Below are the records. List every line holding the word "running".

-- Begin STORED RECORDS --

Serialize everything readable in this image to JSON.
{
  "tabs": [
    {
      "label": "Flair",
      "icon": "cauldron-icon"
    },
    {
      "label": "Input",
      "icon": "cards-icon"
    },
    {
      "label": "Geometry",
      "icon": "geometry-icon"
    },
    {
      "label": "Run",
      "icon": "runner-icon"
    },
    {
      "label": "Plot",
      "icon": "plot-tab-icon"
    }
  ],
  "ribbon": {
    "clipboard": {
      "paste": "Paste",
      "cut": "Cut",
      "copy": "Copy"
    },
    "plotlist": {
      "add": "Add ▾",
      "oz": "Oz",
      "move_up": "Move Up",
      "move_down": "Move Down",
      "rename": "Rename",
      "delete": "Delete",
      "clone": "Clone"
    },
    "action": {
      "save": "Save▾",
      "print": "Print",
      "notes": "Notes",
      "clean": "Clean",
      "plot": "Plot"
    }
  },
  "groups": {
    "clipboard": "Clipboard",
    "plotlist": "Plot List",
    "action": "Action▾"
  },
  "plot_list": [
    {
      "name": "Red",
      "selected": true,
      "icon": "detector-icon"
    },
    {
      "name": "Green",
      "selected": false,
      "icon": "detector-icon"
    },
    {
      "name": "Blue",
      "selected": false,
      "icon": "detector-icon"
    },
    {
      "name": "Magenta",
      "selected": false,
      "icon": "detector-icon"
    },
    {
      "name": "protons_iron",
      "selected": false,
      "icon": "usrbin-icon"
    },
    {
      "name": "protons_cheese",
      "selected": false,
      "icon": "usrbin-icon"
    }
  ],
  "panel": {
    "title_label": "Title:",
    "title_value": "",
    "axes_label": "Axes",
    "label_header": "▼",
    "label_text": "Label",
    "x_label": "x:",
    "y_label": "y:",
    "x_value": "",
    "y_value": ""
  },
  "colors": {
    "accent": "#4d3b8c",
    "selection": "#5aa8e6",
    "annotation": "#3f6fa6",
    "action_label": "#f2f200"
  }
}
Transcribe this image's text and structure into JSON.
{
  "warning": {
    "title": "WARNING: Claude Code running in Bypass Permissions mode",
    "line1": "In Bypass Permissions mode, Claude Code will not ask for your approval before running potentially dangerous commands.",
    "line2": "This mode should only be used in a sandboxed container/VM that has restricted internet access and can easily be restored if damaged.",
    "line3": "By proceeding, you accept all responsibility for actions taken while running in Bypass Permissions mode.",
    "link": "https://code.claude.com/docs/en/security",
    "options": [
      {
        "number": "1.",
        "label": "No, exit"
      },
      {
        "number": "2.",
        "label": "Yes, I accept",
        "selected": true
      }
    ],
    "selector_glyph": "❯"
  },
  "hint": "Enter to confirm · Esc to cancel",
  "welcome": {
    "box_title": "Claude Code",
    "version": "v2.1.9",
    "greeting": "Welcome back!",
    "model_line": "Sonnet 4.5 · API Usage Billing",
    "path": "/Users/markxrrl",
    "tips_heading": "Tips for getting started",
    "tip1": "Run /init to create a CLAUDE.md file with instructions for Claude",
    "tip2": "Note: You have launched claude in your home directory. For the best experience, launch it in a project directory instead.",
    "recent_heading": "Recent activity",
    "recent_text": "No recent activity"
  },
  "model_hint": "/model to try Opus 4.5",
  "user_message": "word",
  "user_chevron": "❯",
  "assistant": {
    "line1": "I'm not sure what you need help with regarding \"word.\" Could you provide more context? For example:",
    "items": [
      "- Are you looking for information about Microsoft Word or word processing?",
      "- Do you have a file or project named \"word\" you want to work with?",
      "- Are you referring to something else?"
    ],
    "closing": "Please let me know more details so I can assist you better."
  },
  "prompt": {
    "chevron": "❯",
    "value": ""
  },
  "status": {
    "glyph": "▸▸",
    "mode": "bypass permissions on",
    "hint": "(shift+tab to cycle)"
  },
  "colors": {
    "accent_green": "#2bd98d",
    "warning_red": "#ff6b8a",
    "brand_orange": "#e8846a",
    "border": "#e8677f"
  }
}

-- End STORED RECORDS --

SOLVED EXERCISE >>
    "title": "WARNING: Claude Code running in Bypass Permissions mode",
    "line1": "In Bypass Permissions mode, Claude Code will not ask for your approval before running potentially dangerous commands.",
    "line3": "By proceeding, you accept all responsibility for actions taken while running in Bypass Permissions mode.",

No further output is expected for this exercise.